[Source records]
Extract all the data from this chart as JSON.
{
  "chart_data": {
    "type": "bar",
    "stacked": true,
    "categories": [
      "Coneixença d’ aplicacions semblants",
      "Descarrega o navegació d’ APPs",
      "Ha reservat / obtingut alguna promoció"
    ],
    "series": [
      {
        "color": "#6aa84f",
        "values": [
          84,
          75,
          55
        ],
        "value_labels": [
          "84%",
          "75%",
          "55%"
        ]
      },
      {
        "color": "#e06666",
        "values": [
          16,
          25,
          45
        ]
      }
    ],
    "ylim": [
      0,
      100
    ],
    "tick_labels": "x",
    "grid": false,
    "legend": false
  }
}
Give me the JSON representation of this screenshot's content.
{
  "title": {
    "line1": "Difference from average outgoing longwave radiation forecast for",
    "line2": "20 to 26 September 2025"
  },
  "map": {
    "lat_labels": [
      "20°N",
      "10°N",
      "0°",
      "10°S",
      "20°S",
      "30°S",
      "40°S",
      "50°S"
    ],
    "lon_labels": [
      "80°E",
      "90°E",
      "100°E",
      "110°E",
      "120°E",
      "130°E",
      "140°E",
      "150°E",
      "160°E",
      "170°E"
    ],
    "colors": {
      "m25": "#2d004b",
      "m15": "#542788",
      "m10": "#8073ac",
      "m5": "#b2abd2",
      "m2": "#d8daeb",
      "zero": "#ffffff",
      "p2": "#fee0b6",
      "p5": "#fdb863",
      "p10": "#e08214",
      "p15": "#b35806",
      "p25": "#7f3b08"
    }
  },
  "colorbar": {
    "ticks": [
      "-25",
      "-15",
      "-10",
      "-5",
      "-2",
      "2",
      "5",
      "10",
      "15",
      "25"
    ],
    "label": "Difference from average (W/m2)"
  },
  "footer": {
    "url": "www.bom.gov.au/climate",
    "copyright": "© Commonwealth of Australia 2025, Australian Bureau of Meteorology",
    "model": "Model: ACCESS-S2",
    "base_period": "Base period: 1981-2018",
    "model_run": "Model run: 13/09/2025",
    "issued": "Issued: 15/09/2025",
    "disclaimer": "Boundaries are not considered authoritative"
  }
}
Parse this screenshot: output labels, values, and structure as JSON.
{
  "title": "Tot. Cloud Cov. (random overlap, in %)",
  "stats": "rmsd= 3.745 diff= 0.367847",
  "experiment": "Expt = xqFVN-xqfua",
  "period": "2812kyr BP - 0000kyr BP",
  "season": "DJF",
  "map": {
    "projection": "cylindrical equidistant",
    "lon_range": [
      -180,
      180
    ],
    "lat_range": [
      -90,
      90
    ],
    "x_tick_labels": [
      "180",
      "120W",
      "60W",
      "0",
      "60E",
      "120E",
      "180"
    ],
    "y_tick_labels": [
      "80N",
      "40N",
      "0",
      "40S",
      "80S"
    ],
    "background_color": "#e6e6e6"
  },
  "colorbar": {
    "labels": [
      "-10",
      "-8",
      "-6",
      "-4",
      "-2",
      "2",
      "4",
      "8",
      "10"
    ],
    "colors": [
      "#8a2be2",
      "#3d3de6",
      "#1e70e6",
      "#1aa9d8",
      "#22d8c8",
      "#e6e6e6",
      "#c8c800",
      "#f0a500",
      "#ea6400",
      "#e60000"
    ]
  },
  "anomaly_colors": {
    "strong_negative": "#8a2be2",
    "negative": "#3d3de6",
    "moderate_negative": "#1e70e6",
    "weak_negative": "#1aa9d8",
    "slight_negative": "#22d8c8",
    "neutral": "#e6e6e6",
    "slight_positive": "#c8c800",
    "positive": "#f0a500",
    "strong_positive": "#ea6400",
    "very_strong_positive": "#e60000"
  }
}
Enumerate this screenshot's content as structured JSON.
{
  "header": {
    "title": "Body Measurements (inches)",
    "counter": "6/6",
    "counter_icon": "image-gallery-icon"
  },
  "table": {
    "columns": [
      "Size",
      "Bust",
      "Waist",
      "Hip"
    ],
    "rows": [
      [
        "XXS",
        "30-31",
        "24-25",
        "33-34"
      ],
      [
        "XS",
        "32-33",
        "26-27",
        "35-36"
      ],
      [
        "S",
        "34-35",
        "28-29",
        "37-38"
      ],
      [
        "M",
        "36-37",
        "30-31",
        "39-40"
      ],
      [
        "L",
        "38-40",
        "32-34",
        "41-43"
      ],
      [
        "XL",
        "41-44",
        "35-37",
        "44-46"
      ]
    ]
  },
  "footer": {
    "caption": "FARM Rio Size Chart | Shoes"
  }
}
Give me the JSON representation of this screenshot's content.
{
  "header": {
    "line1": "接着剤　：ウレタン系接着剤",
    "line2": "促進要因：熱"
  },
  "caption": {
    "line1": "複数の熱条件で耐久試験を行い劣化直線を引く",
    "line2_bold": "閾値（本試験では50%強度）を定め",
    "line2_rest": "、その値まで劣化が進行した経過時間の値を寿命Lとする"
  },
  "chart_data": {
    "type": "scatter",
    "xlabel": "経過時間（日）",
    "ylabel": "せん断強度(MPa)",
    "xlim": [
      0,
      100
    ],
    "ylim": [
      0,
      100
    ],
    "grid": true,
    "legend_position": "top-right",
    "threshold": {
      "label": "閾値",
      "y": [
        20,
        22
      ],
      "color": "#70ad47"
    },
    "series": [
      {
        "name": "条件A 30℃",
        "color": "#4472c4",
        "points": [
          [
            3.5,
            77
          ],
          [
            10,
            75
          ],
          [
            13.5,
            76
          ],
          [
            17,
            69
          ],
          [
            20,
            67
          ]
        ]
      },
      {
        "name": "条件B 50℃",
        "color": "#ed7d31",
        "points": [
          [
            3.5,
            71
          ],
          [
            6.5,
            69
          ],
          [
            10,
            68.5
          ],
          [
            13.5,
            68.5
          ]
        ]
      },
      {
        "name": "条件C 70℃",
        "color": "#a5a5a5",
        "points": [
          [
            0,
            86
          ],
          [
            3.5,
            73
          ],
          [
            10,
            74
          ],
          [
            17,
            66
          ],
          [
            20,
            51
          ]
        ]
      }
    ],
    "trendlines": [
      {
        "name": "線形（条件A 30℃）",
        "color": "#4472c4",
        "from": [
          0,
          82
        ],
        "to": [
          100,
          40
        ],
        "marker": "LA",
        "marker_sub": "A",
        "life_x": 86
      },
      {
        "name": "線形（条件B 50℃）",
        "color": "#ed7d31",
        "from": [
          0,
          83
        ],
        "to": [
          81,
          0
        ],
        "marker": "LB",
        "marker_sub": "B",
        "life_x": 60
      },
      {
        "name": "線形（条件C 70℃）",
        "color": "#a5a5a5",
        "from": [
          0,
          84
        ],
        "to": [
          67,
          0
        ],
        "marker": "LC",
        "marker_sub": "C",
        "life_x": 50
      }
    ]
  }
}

**PROBLEM REQUIREMENTS:** Copy out the full set of records precisely, leaving nothing out.

**COMPLETED TASK:**
Extract all the data from this chart as JSON.
{
  "chart_data": {
    "type": "bar",
    "stacked": true,
    "categories": [
      "Coneixença d’ aplicacions semblants",
      "Descarrega o navegació d’ APPs",
      "Ha reservat / obtingut alguna promoció"
    ],
    "series": [
      {
        "color": "#6aa84f",
        "values": [
          84,
          75,
          55
        ],
        "value_labels": [
          "84%",
          "75%",
          "55%"
        ]
      },
      {
        "color": "#e06666",
        "values": [
          16,
          25,
          45
        ]
      }
    ],
    "ylim": [
      0,
      100
    ],
    "tick_labels": "x",
    "grid": false,
    "legend": false
  }
}
Give me the JSON representation of this screenshot's content.
{
  "title": {
    "line1": "Difference from average outgoing longwave radiation forecast for",
    "line2": "20 to 26 September 2025"
  },
  "map": {
    "lat_labels": [
      "20°N",
      "10°N",
      "0°",
      "10°S",
      "20°S",
      "30°S",
      "40°S",
      "50°S"
    ],
    "lon_labels": [
      "80°E",
      "90°E",
      "100°E",
      "110°E",
      "120°E",
      "130°E",
      "140°E",
      "150°E",
      "160°E",
      "170°E"
    ],
    "colors": {
      "m25": "#2d004b",
      "m15": "#542788",
      "m10": "#8073ac",
      "m5": "#b2abd2",
      "m2": "#d8daeb",
      "zero": "#ffffff",
      "p2": "#fee0b6",
      "p5": "#fdb863",
      "p10": "#e08214",
      "p15": "#b35806",
      "p25": "#7f3b08"
    }
  },
  "colorbar": {
    "ticks": [
      "-25",
      "-15",
      "-10",
      "-5",
      "-2",
      "2",
      "5",
      "10",
      "15",
      "25"
    ],
    "label": "Difference from average (W/m2)"
  },
  "footer": {
    "url": "www.bom.gov.au/climate",
    "copyright": "© Commonwealth of Australia 2025, Australian Bureau of Meteorology",
    "model": "Model: ACCESS-S2",
    "base_period": "Base period: 1981-2018",
    "model_run": "Model run: 13/09/2025",
    "issued": "Issued: 15/09/2025",
    "disclaimer": "Boundaries are not considered authoritative"
  }
}
Parse this screenshot: output labels, values, and structure as JSON.
{
  "title": "Tot. Cloud Cov. (random overlap, in %)",
  "stats": "rmsd= 3.745 diff= 0.367847",
  "experiment": "Expt = xqFVN-xqfua",
  "period": "2812kyr BP - 0000kyr BP",
  "season": "DJF",
  "map": {
    "projection": "cylindrical equidistant",
    "lon_range": [
      -180,
      180
    ],
    "lat_range": [
      -90,
      90
    ],
    "x_tick_labels": [
      "180",
      "120W",
      "60W",
      "0",
      "60E",
      "120E",
      "180"
    ],
    "y_tick_labels": [
      "80N",
      "40N",
      "0",
      "40S",
      "80S"
    ],
    "background_color": "#e6e6e6"
  },
  "colorbar": {
    "labels": [
      "-10",
      "-8",
      "-6",
      "-4",
      "-2",
      "2",
      "4",
      "8",
      "10"
    ],
    "colors": [
      "#8a2be2",
      "#3d3de6",
      "#1e70e6",
      "#1aa9d8",
      "#22d8c8",
      "#e6e6e6",
      "#c8c800",
      "#f0a500",
      "#ea6400",
      "#e60000"
    ]
  },
  "anomaly_colors": {
    "strong_negative": "#8a2be2",
    "negative": "#3d3de6",
    "moderate_negative": "#1e70e6",
    "weak_negative": "#1aa9d8",
    "slight_negative": "#22d8c8",
    "neutral": "#e6e6e6",
    "slight_positive": "#c8c800",
    "positive": "#f0a500",
    "strong_positive": "#ea6400",
    "very_strong_positive": "#e60000"
  }
}
Enumerate this screenshot's content as structured JSON.
{
  "header": {
    "title": "Body Measurements (inches)",
    "counter": "6/6",
    "counter_icon": "image-gallery-icon"
  },
  "table": {
    "columns": [
      "Size",
      "Bust",
      "Waist",
      "Hip"
    ],
    "rows": [
      [
        "XXS",
        "30-31",
        "24-25",
        "33-34"
      ],
      [
        "XS",
        "32-33",
        "26-27",
        "35-36"
      ],
      [
        "S",
        "34-35",
        "28-29",
        "37-38"
      ],
      [
        "M",
        "36-37",
        "30-31",
        "39-40"
      ],
      [
        "L",
        "38-40",
        "32-34",
        "41-43"
      ],
      [
        "XL",
        "41-44",
        "35-37",
        "44-46"
      ]
    ]
  },
  "footer": {
    "caption": "FARM Rio Size Chart | Shoes"
  }
}
Give me the JSON representation of this screenshot's content.
{
  "header": {
    "line1": "接着剤　：ウレタン系接着剤",
    "line2": "促進要因：熱"
  },
  "caption": {
    "line1": "複数の熱条件で耐久試験を行い劣化直線を引く",
    "line2_bold": "閾値（本試験では50%強度）を定め",
    "line2_rest": "、その値まで劣化が進行した経過時間の値を寿命Lとする"
  },
  "chart_data": {
    "type": "scatter",
    "xlabel": "経過時間（日）",
    "ylabel": "せん断強度(MPa)",
    "xlim": [
      0,
      100
    ],
    "ylim": [
      0,
      100
    ],
    "grid": true,
    "legend_position": "top-right",
    "threshold": {
      "label": "閾値",
      "y": [
        20,
        22
      ],
      "color": "#70ad47"
    },
    "series": [
      {
        "name": "条件A 30℃",
        "color": "#4472c4",
        "points": [
          [
            3.5,
            77
          ],
          [
            10,
            75
          ],
          [
            13.5,
            76
          ],
          [
            17,
            69
          ],
          [
            20,
            67
          ]
        ]
      },
      {
        "name": "条件B 50℃",
        "color": "#ed7d31",
        "points": [
          [
            3.5,
            71
          ],
          [
            6.5,
            69
          ],
          [
            10,
            68.5
          ],
          [
            13.5,
            68.5
          ]
        ]
      },
      {
        "name": "条件C 70℃",
        "color": "#a5a5a5",
        "points": [
          [
            0,
            86
          ],
          [
            3.5,
            73
          ],
          [
            10,
            74
          ],
          [
            17,
            66
          ],
          [
            20,
            51
          ]
        ]
      }
    ],
    "trendlines": [
      {
        "name": "線形（条件A 30℃）",
        "color": "#4472c4",
        "from": [
          0,
          82
        ],
        "to": [
          100,
          40
        ],
        "marker": "LA",
        "marker_sub": "A",
        "life_x": 86
      },
      {
        "name": "線形（条件B 50℃）",
        "color": "#ed7d31",
        "from": [
          0,
          83
        ],
        "to": [
          81,
          0
        ],
        "marker": "LB",
        "marker_sub": "B",
        "life_x": 60
      },
      {
        "name": "線形（条件C 70℃）",
        "color": "#a5a5a5",
        "from": [
          0,
          84
        ],
        "to": [
          67,
          0
        ],
        "marker": "LC",
        "marker_sub": "C",
        "life_x": 50
      }
    ]
  }
}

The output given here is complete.